::: SELECTED EXCERPT :::

So yeah.I’m not going the whole “poor me, I’m so underprivileged” all I’m asking is that if I fork out good money for a game, it’s complete and fully functioning.Is that too much to ask?

This. I’ve lost count of the number of times gamers have been dicked around by publishers and developers alike. War Z (or whatever the hell it’s called now), Aliens Colonial Marines, SimCity, Diablo 3 and From Dust are just a few examples.

 

vcatkiller:
Russacky,

If this was an isolated incident, I’d be agreeing with you.And if I bought several books and they were all missing chapters, or were filled with misspellings and grammar that made it barely readable I would be calling the book publishing industry a complete joke too.

“I’m sorry this movie isn’t compatible with your 3D glasses” or “we forgot to write the ending”.

Comparisons like this are just silly. The making of games is far more technically complex than writing a book or making a movie. Feel free to compare a poorly made and rushed game to a poorly made and rushed movie or book but to compare them so literally is erroneous.

Also, based off of the article, if you still wanted to use your invalid example it would be “I’m sorry this movie isn’t compatible with your 3D glasses” or “we forgot to write the ending. Here is your money back.”

I agree it’s shitty but the entitlement comes from the fact that the consumer didn’t get the product, got a refund but still says that they’re the most poorly treated.

I’d also like some examples of the “many examples of games rushed to market” that are comparable to this.

Edit: I’ll finish arguing with you tomorrow.

::: GIVEN INFORMATION :::

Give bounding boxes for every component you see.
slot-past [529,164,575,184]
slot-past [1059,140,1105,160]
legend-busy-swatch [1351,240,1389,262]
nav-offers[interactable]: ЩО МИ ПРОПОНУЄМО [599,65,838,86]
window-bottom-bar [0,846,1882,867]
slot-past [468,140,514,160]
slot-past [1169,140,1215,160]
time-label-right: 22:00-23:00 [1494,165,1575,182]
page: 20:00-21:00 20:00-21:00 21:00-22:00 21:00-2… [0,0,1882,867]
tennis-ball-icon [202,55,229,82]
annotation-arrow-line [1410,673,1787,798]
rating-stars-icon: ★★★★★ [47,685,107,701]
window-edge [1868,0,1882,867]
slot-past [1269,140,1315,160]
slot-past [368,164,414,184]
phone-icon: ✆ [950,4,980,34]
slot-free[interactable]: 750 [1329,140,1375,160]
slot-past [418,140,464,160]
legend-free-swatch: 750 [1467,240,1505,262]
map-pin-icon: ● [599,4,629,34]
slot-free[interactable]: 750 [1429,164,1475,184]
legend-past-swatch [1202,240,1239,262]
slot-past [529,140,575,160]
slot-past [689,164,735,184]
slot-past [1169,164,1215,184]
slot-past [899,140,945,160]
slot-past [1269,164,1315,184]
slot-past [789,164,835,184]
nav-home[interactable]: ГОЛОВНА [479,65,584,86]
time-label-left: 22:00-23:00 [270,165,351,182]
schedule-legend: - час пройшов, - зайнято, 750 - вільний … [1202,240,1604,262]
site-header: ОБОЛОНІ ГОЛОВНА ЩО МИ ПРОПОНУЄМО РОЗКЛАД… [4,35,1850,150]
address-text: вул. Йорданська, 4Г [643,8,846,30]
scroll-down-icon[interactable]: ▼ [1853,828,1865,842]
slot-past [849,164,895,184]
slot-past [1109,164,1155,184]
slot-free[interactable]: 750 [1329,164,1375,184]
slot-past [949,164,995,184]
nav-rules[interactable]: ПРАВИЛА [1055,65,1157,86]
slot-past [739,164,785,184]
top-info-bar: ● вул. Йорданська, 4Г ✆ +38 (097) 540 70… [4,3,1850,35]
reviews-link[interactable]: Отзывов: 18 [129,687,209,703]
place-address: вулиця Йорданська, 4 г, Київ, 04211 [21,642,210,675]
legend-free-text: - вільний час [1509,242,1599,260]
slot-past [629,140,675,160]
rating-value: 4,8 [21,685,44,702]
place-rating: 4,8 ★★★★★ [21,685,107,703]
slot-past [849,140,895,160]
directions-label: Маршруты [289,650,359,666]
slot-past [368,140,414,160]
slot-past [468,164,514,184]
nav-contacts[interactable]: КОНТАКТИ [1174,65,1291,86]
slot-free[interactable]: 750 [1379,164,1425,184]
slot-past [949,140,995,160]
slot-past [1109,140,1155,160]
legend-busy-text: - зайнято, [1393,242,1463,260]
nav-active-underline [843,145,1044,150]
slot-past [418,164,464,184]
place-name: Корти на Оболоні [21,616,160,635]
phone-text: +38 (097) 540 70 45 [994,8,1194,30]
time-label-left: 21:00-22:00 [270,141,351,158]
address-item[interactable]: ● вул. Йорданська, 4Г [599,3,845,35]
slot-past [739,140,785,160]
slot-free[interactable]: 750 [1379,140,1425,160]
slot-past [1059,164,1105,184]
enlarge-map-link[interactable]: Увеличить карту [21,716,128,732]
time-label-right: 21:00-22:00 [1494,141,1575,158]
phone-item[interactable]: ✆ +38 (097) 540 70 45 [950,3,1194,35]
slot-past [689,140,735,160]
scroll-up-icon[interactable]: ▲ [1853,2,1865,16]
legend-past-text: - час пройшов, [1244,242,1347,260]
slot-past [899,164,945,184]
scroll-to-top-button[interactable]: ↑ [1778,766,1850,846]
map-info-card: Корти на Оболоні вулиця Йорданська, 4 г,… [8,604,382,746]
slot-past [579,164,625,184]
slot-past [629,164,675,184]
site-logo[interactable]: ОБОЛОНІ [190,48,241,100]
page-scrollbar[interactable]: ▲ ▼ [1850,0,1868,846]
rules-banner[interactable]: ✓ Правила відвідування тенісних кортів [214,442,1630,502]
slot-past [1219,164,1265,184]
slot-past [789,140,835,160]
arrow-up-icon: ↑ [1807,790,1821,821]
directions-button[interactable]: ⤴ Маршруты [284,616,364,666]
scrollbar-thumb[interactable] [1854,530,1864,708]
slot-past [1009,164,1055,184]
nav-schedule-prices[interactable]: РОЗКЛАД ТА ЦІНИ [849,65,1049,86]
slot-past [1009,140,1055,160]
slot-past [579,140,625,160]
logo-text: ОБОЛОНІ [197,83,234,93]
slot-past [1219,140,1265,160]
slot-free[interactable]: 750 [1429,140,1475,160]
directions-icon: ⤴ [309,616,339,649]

:::

» EXERCISE DESCRIPTION: Extend the forum discussion about games sold unfinished, picking up after its final sentence. None of the lines are needed here.

» RESULT:
Russacky: The making of games is far more technically complex than writing a book or making a movie

A book maybe. But a CGI film the process is very similar, in many cases even more so. If you’ve seen how much work goes into a CGI film its actually shocking what they have to do. Hence why CGI films require teams of sometimes 100-200 man teams. Compare it to video games were its like 10-20 man teams. This is excluding management. CGI films have huge teams with multiple studios working on the one movie. Game Developers its usually only 1 studio.

 

Russacky,

The reasons I use books and movies as comparisons is another format with a customer base. And as mentioned by GammaD cgi films in particular are still rather complex. In fact, really when you think about it, any movie that goes to cinema is going to be complex. Books maybe not so complex but that would make errors in publication that much worse, wouldn’t you agree?

As to examples, look up to Palzer0′s post. I’d also like to add a few vintage titles, like Enter the Matrix, 2006 version of Sonic the Hedgehog and the PC version of Resident Evil 4. Maybe not so much rushed but still a horrible mess. Oh and Tomb Raider:Angel of Darkness and Bloodrayne 2.

And as previously noted in a previous post of mine:

vcatkiller:
At least in this case they’ve admitted their wrongdoings and are trying to fix the issue. Plenty of games don’t get that opportunity.

Once again I’m not complaining about this issue. My major complaint is every time something like this comes up and people speak up, all of a sudden we’re branded “entitled”. How dare we want a working, finished game? I think this applies to the situation:

http://www.youtube.com/watch?v=G2y8Sx4B2Sk

 
 

With that kind of ending, I agree that it should’ve been taken off sale. That’s clearly a case of “well, we’re outta money, that means we’re out of time, throw this image up once the player goes through the door and send them back to the menu, I’ll whip up some text to explain the next 3 hours of game play in 4 paragraphs and lets ship it”.

Though, my sympathy goes out to the developers more than the consumers. Indie scene is tough and requires a lot of backing to do anything that makes waves (99% of the time), these guys probably loved what they were building and then quite literally it just stopped. I could imagine this would feel something like building a house from scratch and then the store only has pink paint left, so you’re forced to shit all over years of work in the final days.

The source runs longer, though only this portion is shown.